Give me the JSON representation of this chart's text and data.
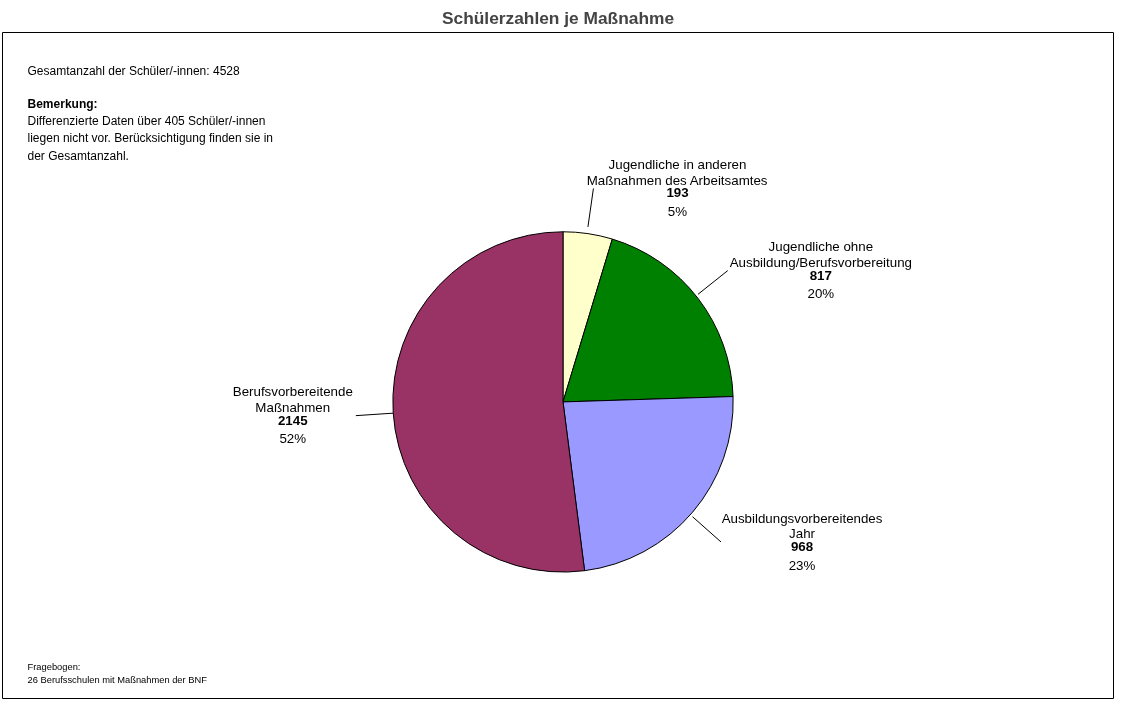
{
  "chart_data": {
    "type": "pie",
    "title": "Schülerzahlen je Maßnahme",
    "categories": [
      "Jugendliche in anderen\nMaßnahmen des Arbeitsamtes",
      "Jugendliche ohne\nAusbildung/Berufsvorbereitung",
      "Ausbildungsvorbereitendes\nJahr",
      "Berufsvorbereitende\nMaßnahmen"
    ],
    "values": [
      193,
      817,
      968,
      2145
    ],
    "colors": [
      "#ffffcc",
      "#008000",
      "#9999ff",
      "#993366"
    ],
    "value_labels": [
      "193\n5%",
      "817\n20%",
      "968\n23%",
      "2145\n52%"
    ],
    "annotations": [
      "Gesamtanzahl der Schüler/-innen: 4528",
      "Bemerkung:",
      "Differenzierte Daten über 405 Schüler/-innen\nliegen nicht vor. Berücksichtigung finden sie in\nder Gesamtanzahl.",
      "Fragebogen:\n26 Berufsschulen mit Maßnahmen der BNF"
    ]
  }
}
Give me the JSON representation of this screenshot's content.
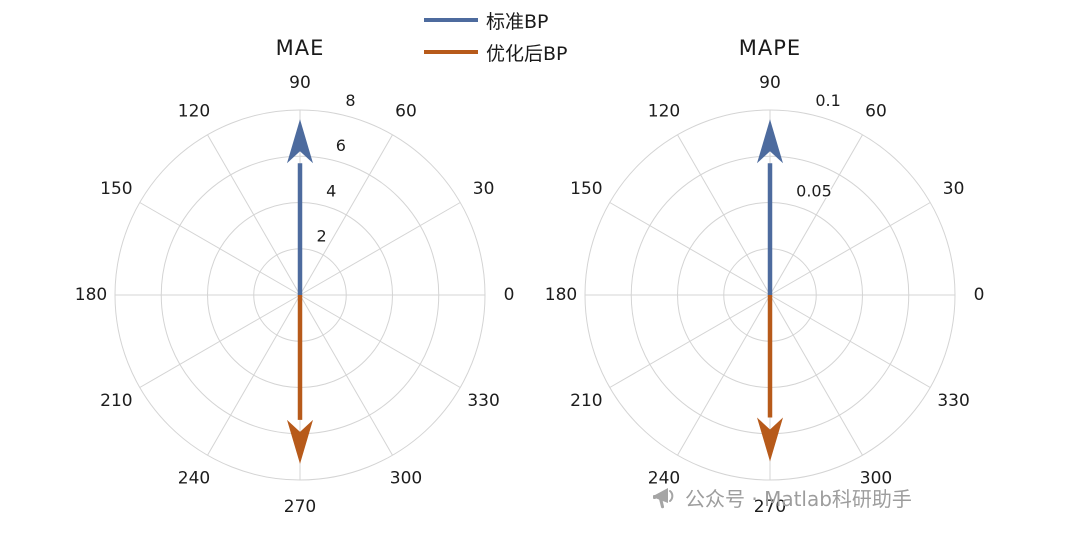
{
  "figure": {
    "background": "#ffffff"
  },
  "legend": {
    "items": [
      {
        "label": "标准BP",
        "color": "#4d6b9e"
      },
      {
        "label": "优化后BP",
        "color": "#b75a1a"
      }
    ]
  },
  "watermark": {
    "icon": "megaphone-icon",
    "text": "公众号 · Matlab科研助手",
    "color": "#9d9d9d"
  },
  "style": {
    "grid_color": "#d4d4d4",
    "tick_text_color": "#1d1d1d"
  },
  "chart_data": [
    {
      "type": "polar",
      "title": "MAE",
      "angular_ticks": [
        0,
        30,
        60,
        90,
        120,
        150,
        180,
        210,
        240,
        270,
        300,
        330
      ],
      "rings": [
        2,
        4,
        6,
        8
      ],
      "radial_tick_labels": [
        {
          "value": 2,
          "label": "2"
        },
        {
          "value": 4,
          "label": "4"
        },
        {
          "value": 6,
          "label": "6"
        },
        {
          "value": 8,
          "label": "8"
        }
      ],
      "rlim": [
        0,
        8
      ],
      "grid": true,
      "legend_position": "top-center",
      "series": [
        {
          "name": "标准BP",
          "angle_deg": 90,
          "value": 7.6,
          "color": "#4d6b9e"
        },
        {
          "name": "优化后BP",
          "angle_deg": 270,
          "value": 7.3,
          "color": "#b75a1a"
        }
      ]
    },
    {
      "type": "polar",
      "title": "MAPE",
      "angular_ticks": [
        0,
        30,
        60,
        90,
        120,
        150,
        180,
        210,
        240,
        270,
        300,
        330
      ],
      "rings": [
        0.025,
        0.05,
        0.075,
        0.1
      ],
      "radial_tick_labels": [
        {
          "value": 0.05,
          "label": "0.05"
        },
        {
          "value": 0.1,
          "label": "0.1"
        }
      ],
      "rlim": [
        0,
        0.1
      ],
      "grid": true,
      "legend_position": "top-center",
      "series": [
        {
          "name": "标准BP",
          "angle_deg": 90,
          "value": 0.095,
          "color": "#4d6b9e"
        },
        {
          "name": "优化后BP",
          "angle_deg": 270,
          "value": 0.09,
          "color": "#b75a1a"
        }
      ]
    }
  ]
}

○ ○ ○ ○ ○

EXERCISE BRIEF: Copy all the entries word for word. Omit any pictures.

EXERCISE SOLUTION:
Give me the JSON representation of this chart's text and data.
{
  "chart_data": {
    "type": "pie",
    "title": "Schülerzahlen je Maßnahme",
    "categories": [
      "Jugendliche in anderen\nMaßnahmen des Arbeitsamtes",
      "Jugendliche ohne\nAusbildung/Berufsvorbereitung",
      "Ausbildungsvorbereitendes\nJahr",
      "Berufsvorbereitende\nMaßnahmen"
    ],
    "values": [
      193,
      817,
      968,
      2145
    ],
    "colors": [
      "#ffffcc",
      "#008000",
      "#9999ff",
      "#993366"
    ],
    "value_labels": [
      "193\n5%",
      "817\n20%",
      "968\n23%",
      "2145\n52%"
    ],
    "annotations": [
      "Gesamtanzahl der Schüler/-innen: 4528",
      "Bemerkung:",
      "Differenzierte Daten über 405 Schüler/-innen\nliegen nicht vor. Berücksichtigung finden sie in\nder Gesamtanzahl.",
      "Fragebogen:\n26 Berufsschulen mit Maßnahmen der BNF"
    ]
  }
}
Give me the JSON representation of this screenshot's content.
{
  "figure": {
    "background": "#ffffff"
  },
  "legend": {
    "items": [
      {
        "label": "标准BP",
        "color": "#4d6b9e"
      },
      {
        "label": "优化后BP",
        "color": "#b75a1a"
      }
    ]
  },
  "watermark": {
    "icon": "megaphone-icon",
    "text": "公众号 · Matlab科研助手",
    "color": "#9d9d9d"
  },
  "style": {
    "grid_color": "#d4d4d4",
    "tick_text_color": "#1d1d1d"
  },
  "chart_data": [
    {
      "type": "polar",
      "title": "MAE",
      "angular_ticks": [
        0,
        30,
        60,
        90,
        120,
        150,
        180,
        210,
        240,
        270,
        300,
        330
      ],
      "rings": [
        2,
        4,
        6,
        8
      ],
      "radial_tick_labels": [
        {
          "value": 2,
          "label": "2"
        },
        {
          "value": 4,
          "label": "4"
        },
        {
          "value": 6,
          "label": "6"
        },
        {
          "value": 8,
          "label": "8"
        }
      ],
      "rlim": [
        0,
        8
      ],
      "grid": true,
      "legend_position": "top-center",
      "series": [
        {
          "name": "标准BP",
          "angle_deg": 90,
          "value": 7.6,
          "color": "#4d6b9e"
        },
        {
          "name": "优化后BP",
          "angle_deg": 270,
          "value": 7.3,
          "color": "#b75a1a"
        }
      ]
    },
    {
      "type": "polar",
      "title": "MAPE",
      "angular_ticks": [
        0,
        30,
        60,
        90,
        120,
        150,
        180,
        210,
        240,
        270,
        300,
        330
      ],
      "rings": [
        0.025,
        0.05,
        0.075,
        0.1
      ],
      "radial_tick_labels": [
        {
          "value": 0.05,
          "label": "0.05"
        },
        {
          "value": 0.1,
          "label": "0.1"
        }
      ],
      "rlim": [
        0,
        0.1
      ],
      "grid": true,
      "legend_position": "top-center",
      "series": [
        {
          "name": "标准BP",
          "angle_deg": 90,
          "value": 0.095,
          "color": "#4d6b9e"
        },
        {
          "name": "优化后BP",
          "angle_deg": 270,
          "value": 0.09,
          "color": "#b75a1a"
        }
      ]
    }
  ]
}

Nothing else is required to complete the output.